• **Aim of the exercise**
Go through the entries below and pick out every line with "river".

• **Recorded data**
--- begin ---

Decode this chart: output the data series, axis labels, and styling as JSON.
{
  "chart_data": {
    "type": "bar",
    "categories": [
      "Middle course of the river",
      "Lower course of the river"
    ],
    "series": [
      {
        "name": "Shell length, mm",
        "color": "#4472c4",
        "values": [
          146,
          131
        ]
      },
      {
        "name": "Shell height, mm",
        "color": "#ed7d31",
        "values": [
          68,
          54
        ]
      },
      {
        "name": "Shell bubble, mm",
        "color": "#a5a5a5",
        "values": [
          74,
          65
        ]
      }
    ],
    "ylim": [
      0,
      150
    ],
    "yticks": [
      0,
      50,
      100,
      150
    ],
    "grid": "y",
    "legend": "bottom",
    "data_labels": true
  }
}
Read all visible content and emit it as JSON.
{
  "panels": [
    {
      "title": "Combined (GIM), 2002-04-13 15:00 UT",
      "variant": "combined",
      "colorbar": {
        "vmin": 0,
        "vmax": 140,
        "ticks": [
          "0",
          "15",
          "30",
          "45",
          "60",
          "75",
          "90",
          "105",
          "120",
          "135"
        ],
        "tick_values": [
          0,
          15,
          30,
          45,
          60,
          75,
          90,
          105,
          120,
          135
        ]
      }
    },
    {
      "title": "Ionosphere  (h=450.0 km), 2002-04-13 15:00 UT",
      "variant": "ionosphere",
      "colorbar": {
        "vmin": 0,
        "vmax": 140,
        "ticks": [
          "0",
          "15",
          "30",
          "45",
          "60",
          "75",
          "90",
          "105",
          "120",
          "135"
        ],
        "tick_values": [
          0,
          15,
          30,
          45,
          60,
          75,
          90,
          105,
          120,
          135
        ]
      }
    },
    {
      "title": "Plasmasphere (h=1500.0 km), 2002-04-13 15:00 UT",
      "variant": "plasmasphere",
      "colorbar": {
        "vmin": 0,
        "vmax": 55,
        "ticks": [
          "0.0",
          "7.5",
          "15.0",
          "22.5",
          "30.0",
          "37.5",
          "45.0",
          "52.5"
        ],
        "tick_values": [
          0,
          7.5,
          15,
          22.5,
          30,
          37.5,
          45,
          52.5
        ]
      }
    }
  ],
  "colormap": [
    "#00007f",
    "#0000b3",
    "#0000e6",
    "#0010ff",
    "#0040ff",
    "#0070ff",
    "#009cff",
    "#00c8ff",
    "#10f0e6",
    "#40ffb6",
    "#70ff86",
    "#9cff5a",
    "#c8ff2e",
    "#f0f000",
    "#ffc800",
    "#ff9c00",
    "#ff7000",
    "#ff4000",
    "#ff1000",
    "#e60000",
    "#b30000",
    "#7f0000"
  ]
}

--- end ---

• **Correct answer**
      "Middle course of the river",
      "Lower course of the river"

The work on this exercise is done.